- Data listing

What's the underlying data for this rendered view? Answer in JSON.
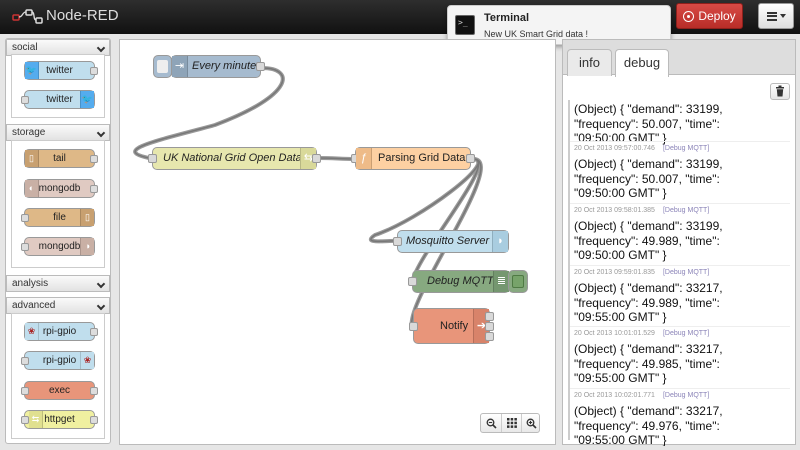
{
  "app": {
    "title": "Node-RED",
    "deploy_label": "Deploy",
    "accent": "#c9302c"
  },
  "notification": {
    "title": "Terminal",
    "text": "New UK Smart Grid data !"
  },
  "palette": {
    "categories": [
      {
        "label": "social",
        "nodes": [
          {
            "label": "twitter",
            "color": "#c0deed"
          },
          {
            "label": "twitter",
            "color": "#c0deed"
          }
        ]
      },
      {
        "label": "storage",
        "nodes": [
          {
            "label": "tail",
            "color": "#deb887"
          },
          {
            "label": "mongodb",
            "color": "#e0cac2"
          },
          {
            "label": "file",
            "color": "#deb887"
          },
          {
            "label": "mongodb",
            "color": "#e0cac2"
          }
        ]
      },
      {
        "label": "analysis",
        "nodes": []
      },
      {
        "label": "advanced",
        "nodes": [
          {
            "label": "rpi-gpio",
            "color": "#c0deed"
          },
          {
            "label": "rpi-gpio",
            "color": "#c0deed"
          },
          {
            "label": "exec",
            "color": "#e8957a"
          },
          {
            "label": "httpget",
            "color": "#f0f0a0"
          }
        ]
      }
    ]
  },
  "flow": {
    "nodes": [
      {
        "label": "Every minute",
        "color": "#a6bbcf"
      },
      {
        "label": "UK National Grid Open Data",
        "color": "#e7e7ae"
      },
      {
        "label": "Parsing Grid Data",
        "color": "#fdd0a2"
      },
      {
        "label": "Mosquitto Server",
        "color": "#c0deed"
      },
      {
        "label": "Debug MQTT",
        "color": "#87a980"
      },
      {
        "label": "Notify",
        "color": "#e8957a"
      }
    ]
  },
  "sidebar": {
    "tabs": [
      {
        "label": "info"
      },
      {
        "label": "debug"
      }
    ],
    "messages": [
      {
        "meta": "",
        "source": "",
        "lines": [
          "(Object) { \"demand\": 33199,",
          "\"frequency\": 50.007, \"time\":",
          "\"09:50:00 GMT\" }"
        ]
      },
      {
        "meta": "20 Oct 2013 09:57:00.746",
        "source": "[Debug MQTT]",
        "lines": [
          "(Object) { \"demand\": 33199,",
          "\"frequency\": 50.007, \"time\":",
          "\"09:50:00 GMT\" }"
        ]
      },
      {
        "meta": "20 Oct 2013 09:58:01.385",
        "source": "[Debug MQTT]",
        "lines": [
          "(Object) { \"demand\": 33199,",
          "\"frequency\": 49.989, \"time\":",
          "\"09:50:00 GMT\" }"
        ]
      },
      {
        "meta": "20 Oct 2013 09:59:01.835",
        "source": "[Debug MQTT]",
        "lines": [
          "(Object) { \"demand\": 33217,",
          "\"frequency\": 49.989, \"time\":",
          "\"09:55:00 GMT\" }"
        ]
      },
      {
        "meta": "20 Oct 2013 10:01:01.529",
        "source": "[Debug MQTT]",
        "lines": [
          "(Object) { \"demand\": 33217,",
          "\"frequency\": 49.985, \"time\":",
          "\"09:55:00 GMT\" }"
        ]
      },
      {
        "meta": "20 Oct 2013 10:02:01.771",
        "source": "[Debug MQTT]",
        "lines": [
          "(Object) { \"demand\": 33217,",
          "\"frequency\": 49.976, \"time\":",
          "\"09:55:00 GMT\" }"
        ]
      }
    ]
  }
}
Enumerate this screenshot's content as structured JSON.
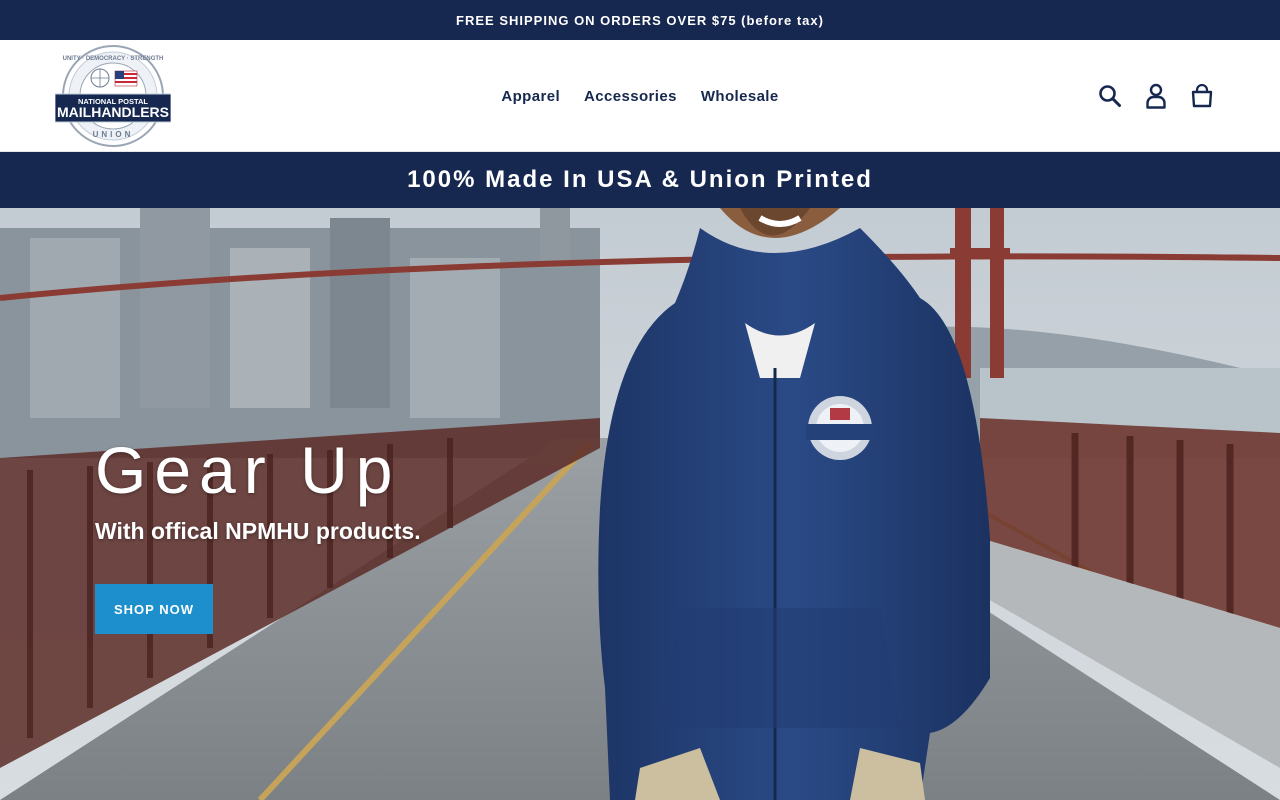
{
  "announcement": {
    "text": "FREE SHIPPING ON ORDERS OVER $75 (before tax)"
  },
  "header": {
    "logo": {
      "top_text": "UNITY · DEMOCRACY · STRENGTH",
      "band_line1": "NATIONAL POSTAL",
      "band_line2": "MAILHANDLERS",
      "bottom_text": "UNION"
    },
    "nav": [
      {
        "label": "Apparel"
      },
      {
        "label": "Accessories"
      },
      {
        "label": "Wholesale"
      }
    ],
    "icons": [
      "search-icon",
      "account-icon",
      "cart-icon"
    ]
  },
  "tagline": {
    "text": "100% Made In USA & Union Printed"
  },
  "hero": {
    "title": "Gear Up",
    "subtitle": "With offical NPMHU products.",
    "button_label": "SHOP NOW"
  },
  "colors": {
    "navy": "#16284f",
    "button": "#1d8fcd",
    "white": "#ffffff"
  }
}
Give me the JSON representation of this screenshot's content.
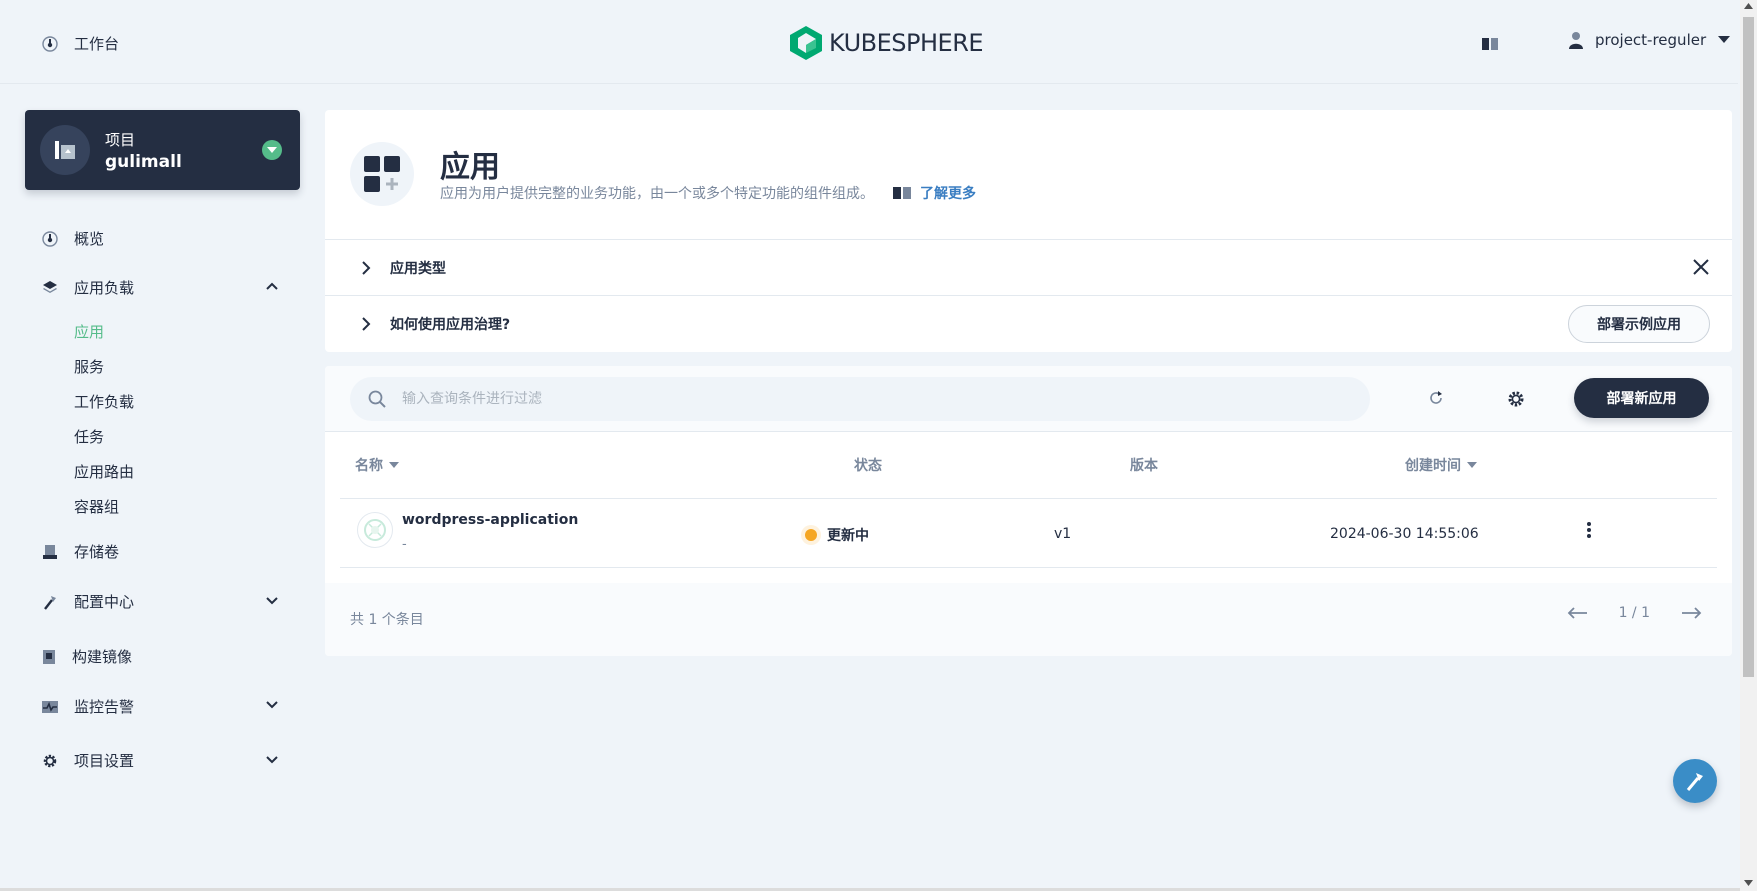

- REQUIREMENT
Leave the pictures out and output the rest of the listing exactly.

- SOLUTION FOR THIS TASK
What's the underlying data for this rendered view? Answer in JSON.
{
  "app": {
    "title": "Node-RED",
    "deploy_label": "Deploy",
    "accent": "#c9302c"
  },
  "notification": {
    "title": "Terminal",
    "text": "New UK Smart Grid data !"
  },
  "palette": {
    "categories": [
      {
        "label": "social",
        "nodes": [
          {
            "label": "twitter",
            "color": "#c0deed"
          },
          {
            "label": "twitter",
            "color": "#c0deed"
          }
        ]
      },
      {
        "label": "storage",
        "nodes": [
          {
            "label": "tail",
            "color": "#deb887"
          },
          {
            "label": "mongodb",
            "color": "#e0cac2"
          },
          {
            "label": "file",
            "color": "#deb887"
          },
          {
            "label": "mongodb",
            "color": "#e0cac2"
          }
        ]
      },
      {
        "label": "analysis",
        "nodes": []
      },
      {
        "label": "advanced",
        "nodes": [
          {
            "label": "rpi-gpio",
            "color": "#c0deed"
          },
          {
            "label": "rpi-gpio",
            "color": "#c0deed"
          },
          {
            "label": "exec",
            "color": "#e8957a"
          },
          {
            "label": "httpget",
            "color": "#f0f0a0"
          }
        ]
      }
    ]
  },
  "flow": {
    "nodes": [
      {
        "label": "Every minute",
        "color": "#a6bbcf"
      },
      {
        "label": "UK National Grid Open Data",
        "color": "#e7e7ae"
      },
      {
        "label": "Parsing Grid Data",
        "color": "#fdd0a2"
      },
      {
        "label": "Mosquitto Server",
        "color": "#c0deed"
      },
      {
        "label": "Debug MQTT",
        "color": "#87a980"
      },
      {
        "label": "Notify",
        "color": "#e8957a"
      }
    ]
  },
  "sidebar": {
    "tabs": [
      {
        "label": "info"
      },
      {
        "label": "debug"
      }
    ],
    "messages": [
      {
        "meta": "",
        "source": "",
        "lines": [
          "(Object) { \"demand\": 33199,",
          "\"frequency\": 50.007, \"time\":",
          "\"09:50:00 GMT\" }"
        ]
      },
      {
        "meta": "20 Oct 2013 09:57:00.746",
        "source": "[Debug MQTT]",
        "lines": [
          "(Object) { \"demand\": 33199,",
          "\"frequency\": 50.007, \"time\":",
          "\"09:50:00 GMT\" }"
        ]
      },
      {
        "meta": "20 Oct 2013 09:58:01.385",
        "source": "[Debug MQTT]",
        "lines": [
          "(Object) { \"demand\": 33199,",
          "\"frequency\": 49.989, \"time\":",
          "\"09:50:00 GMT\" }"
        ]
      },
      {
        "meta": "20 Oct 2013 09:59:01.835",
        "source": "[Debug MQTT]",
        "lines": [
          "(Object) { \"demand\": 33217,",
          "\"frequency\": 49.989, \"time\":",
          "\"09:55:00 GMT\" }"
        ]
      },
      {
        "meta": "20 Oct 2013 10:01:01.529",
        "source": "[Debug MQTT]",
        "lines": [
          "(Object) { \"demand\": 33217,",
          "\"frequency\": 49.985, \"time\":",
          "\"09:55:00 GMT\" }"
        ]
      },
      {
        "meta": "20 Oct 2013 10:02:01.771",
        "source": "[Debug MQTT]",
        "lines": [
          "(Object) { \"demand\": 33217,",
          "\"frequency\": 49.976, \"time\":",
          "\"09:55:00 GMT\" }"
        ]
      }
    ]
  }
}
Enumerate this screenshot's content as structured JSON.
{
  "announcement": {
    "text": "FREE SHIPPING ON ORDERS OVER $75 (before tax)"
  },
  "header": {
    "logo": {
      "top_text": "UNITY · DEMOCRACY · STRENGTH",
      "band_line1": "NATIONAL POSTAL",
      "band_line2": "MAILHANDLERS",
      "bottom_text": "UNION"
    },
    "nav": [
      {
        "label": "Apparel"
      },
      {
        "label": "Accessories"
      },
      {
        "label": "Wholesale"
      }
    ],
    "icons": [
      "search-icon",
      "account-icon",
      "cart-icon"
    ]
  },
  "tagline": {
    "text": "100% Made In USA & Union Printed"
  },
  "hero": {
    "title": "Gear Up",
    "subtitle": "With offical NPMHU products.",
    "button_label": "SHOP NOW"
  },
  "colors": {
    "navy": "#16284f",
    "button": "#1d8fcd",
    "white": "#ffffff"
  }
}
Give me the JSON representation of this screenshot's content.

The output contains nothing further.